--- start of Extracted entries ---

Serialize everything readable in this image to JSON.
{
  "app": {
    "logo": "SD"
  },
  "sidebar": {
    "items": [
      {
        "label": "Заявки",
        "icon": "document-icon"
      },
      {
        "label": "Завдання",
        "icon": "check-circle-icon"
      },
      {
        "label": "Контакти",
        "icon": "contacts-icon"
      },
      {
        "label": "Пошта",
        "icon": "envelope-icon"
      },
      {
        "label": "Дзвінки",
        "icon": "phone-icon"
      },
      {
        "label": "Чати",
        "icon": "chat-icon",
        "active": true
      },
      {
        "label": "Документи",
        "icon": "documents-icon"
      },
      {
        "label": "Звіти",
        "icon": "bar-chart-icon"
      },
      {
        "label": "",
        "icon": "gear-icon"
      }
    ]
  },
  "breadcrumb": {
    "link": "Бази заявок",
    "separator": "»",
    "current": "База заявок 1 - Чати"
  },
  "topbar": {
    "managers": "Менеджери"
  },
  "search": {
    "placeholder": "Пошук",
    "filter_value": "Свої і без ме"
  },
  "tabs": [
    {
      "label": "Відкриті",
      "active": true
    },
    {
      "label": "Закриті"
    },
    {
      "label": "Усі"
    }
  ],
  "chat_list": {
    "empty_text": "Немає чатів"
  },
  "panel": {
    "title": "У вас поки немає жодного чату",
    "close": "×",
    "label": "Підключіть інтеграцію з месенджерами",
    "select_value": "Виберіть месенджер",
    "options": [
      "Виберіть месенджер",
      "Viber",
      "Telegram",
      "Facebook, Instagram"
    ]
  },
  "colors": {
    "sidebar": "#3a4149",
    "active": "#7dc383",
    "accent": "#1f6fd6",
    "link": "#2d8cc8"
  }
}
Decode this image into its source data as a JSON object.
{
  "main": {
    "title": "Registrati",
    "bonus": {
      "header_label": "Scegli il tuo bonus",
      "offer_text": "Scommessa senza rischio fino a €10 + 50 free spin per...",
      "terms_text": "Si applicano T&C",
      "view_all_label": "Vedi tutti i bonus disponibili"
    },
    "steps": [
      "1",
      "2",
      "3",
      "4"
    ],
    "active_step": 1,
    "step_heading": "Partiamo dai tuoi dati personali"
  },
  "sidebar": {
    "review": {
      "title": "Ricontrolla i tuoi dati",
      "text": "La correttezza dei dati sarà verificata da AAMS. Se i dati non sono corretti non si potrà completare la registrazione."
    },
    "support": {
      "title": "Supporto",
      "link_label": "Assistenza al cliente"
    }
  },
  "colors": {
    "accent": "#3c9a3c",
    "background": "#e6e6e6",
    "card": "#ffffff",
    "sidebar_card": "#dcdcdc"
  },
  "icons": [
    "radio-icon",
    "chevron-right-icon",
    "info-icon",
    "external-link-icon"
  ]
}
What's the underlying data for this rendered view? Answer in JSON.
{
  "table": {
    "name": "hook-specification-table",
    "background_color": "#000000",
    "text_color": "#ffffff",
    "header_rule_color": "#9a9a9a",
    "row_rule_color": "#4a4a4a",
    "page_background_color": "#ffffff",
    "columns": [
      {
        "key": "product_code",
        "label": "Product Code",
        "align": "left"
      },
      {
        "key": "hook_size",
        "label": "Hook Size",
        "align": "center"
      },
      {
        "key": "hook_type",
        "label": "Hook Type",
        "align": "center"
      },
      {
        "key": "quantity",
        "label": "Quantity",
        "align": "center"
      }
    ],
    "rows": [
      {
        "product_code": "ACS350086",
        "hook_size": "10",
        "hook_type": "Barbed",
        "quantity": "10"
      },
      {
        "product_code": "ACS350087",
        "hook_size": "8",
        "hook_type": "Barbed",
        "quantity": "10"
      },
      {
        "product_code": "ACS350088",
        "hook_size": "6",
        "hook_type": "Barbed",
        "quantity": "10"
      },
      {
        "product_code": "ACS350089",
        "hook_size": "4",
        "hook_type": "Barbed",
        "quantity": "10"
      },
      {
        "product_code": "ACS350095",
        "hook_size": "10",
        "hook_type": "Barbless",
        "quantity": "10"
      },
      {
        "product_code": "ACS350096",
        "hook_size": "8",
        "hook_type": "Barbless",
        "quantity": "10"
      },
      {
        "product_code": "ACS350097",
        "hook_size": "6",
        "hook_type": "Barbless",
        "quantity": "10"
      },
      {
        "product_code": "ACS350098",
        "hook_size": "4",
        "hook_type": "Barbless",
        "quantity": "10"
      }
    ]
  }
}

--- end of Extracted entries ---

Copy the data above exactly. Every line must be included.

→ **Response**:
Serialize everything readable in this image to JSON.
{
  "app": {
    "logo": "SD"
  },
  "sidebar": {
    "items": [
      {
        "label": "Заявки",
        "icon": "document-icon"
      },
      {
        "label": "Завдання",
        "icon": "check-circle-icon"
      },
      {
        "label": "Контакти",
        "icon": "contacts-icon"
      },
      {
        "label": "Пошта",
        "icon": "envelope-icon"
      },
      {
        "label": "Дзвінки",
        "icon": "phone-icon"
      },
      {
        "label": "Чати",
        "icon": "chat-icon",
        "active": true
      },
      {
        "label": "Документи",
        "icon": "documents-icon"
      },
      {
        "label": "Звіти",
        "icon": "bar-chart-icon"
      },
      {
        "label": "",
        "icon": "gear-icon"
      }
    ]
  },
  "breadcrumb": {
    "link": "Бази заявок",
    "separator": "»",
    "current": "База заявок 1 - Чати"
  },
  "topbar": {
    "managers": "Менеджери"
  },
  "search": {
    "placeholder": "Пошук",
    "filter_value": "Свої і без ме"
  },
  "tabs": [
    {
      "label": "Відкриті",
      "active": true
    },
    {
      "label": "Закриті"
    },
    {
      "label": "Усі"
    }
  ],
  "chat_list": {
    "empty_text": "Немає чатів"
  },
  "panel": {
    "title": "У вас поки немає жодного чату",
    "close": "×",
    "label": "Підключіть інтеграцію з месенджерами",
    "select_value": "Виберіть месенджер",
    "options": [
      "Виберіть месенджер",
      "Viber",
      "Telegram",
      "Facebook, Instagram"
    ]
  },
  "colors": {
    "sidebar": "#3a4149",
    "active": "#7dc383",
    "accent": "#1f6fd6",
    "link": "#2d8cc8"
  }
}
Decode this image into its source data as a JSON object.
{
  "main": {
    "title": "Registrati",
    "bonus": {
      "header_label": "Scegli il tuo bonus",
      "offer_text": "Scommessa senza rischio fino a €10 + 50 free spin per...",
      "terms_text": "Si applicano T&C",
      "view_all_label": "Vedi tutti i bonus disponibili"
    },
    "steps": [
      "1",
      "2",
      "3",
      "4"
    ],
    "active_step": 1,
    "step_heading": "Partiamo dai tuoi dati personali"
  },
  "sidebar": {
    "review": {
      "title": "Ricontrolla i tuoi dati",
      "text": "La correttezza dei dati sarà verificata da AAMS. Se i dati non sono corretti non si potrà completare la registrazione."
    },
    "support": {
      "title": "Supporto",
      "link_label": "Assistenza al cliente"
    }
  },
  "colors": {
    "accent": "#3c9a3c",
    "background": "#e6e6e6",
    "card": "#ffffff",
    "sidebar_card": "#dcdcdc"
  },
  "icons": [
    "radio-icon",
    "chevron-right-icon",
    "info-icon",
    "external-link-icon"
  ]
}
What's the underlying data for this rendered view? Answer in JSON.
{
  "table": {
    "name": "hook-specification-table",
    "background_color": "#000000",
    "text_color": "#ffffff",
    "header_rule_color": "#9a9a9a",
    "row_rule_color": "#4a4a4a",
    "page_background_color": "#ffffff",
    "columns": [
      {
        "key": "product_code",
        "label": "Product Code",
        "align": "left"
      },
      {
        "key": "hook_size",
        "label": "Hook Size",
        "align": "center"
      },
      {
        "key": "hook_type",
        "label": "Hook Type",
        "align": "center"
      },
      {
        "key": "quantity",
        "label": "Quantity",
        "align": "center"
      }
    ],
    "rows": [
      {
        "product_code": "ACS350086",
        "hook_size": "10",
        "hook_type": "Barbed",
        "quantity": "10"
      },
      {
        "product_code": "ACS350087",
        "hook_size": "8",
        "hook_type": "Barbed",
        "quantity": "10"
      },
      {
        "product_code": "ACS350088",
        "hook_size": "6",
        "hook_type": "Barbed",
        "quantity": "10"
      },
      {
        "product_code": "ACS350089",
        "hook_size": "4",
        "hook_type": "Barbed",
        "quantity": "10"
      },
      {
        "product_code": "ACS350095",
        "hook_size": "10",
        "hook_type": "Barbless",
        "quantity": "10"
      },
      {
        "product_code": "ACS350096",
        "hook_size": "8",
        "hook_type": "Barbless",
        "quantity": "10"
      },
      {
        "product_code": "ACS350097",
        "hook_size": "6",
        "hook_type": "Barbless",
        "quantity": "10"
      },
      {
        "product_code": "ACS350098",
        "hook_size": "4",
        "hook_type": "Barbless",
        "quantity": "10"
      }
    ]
  }
}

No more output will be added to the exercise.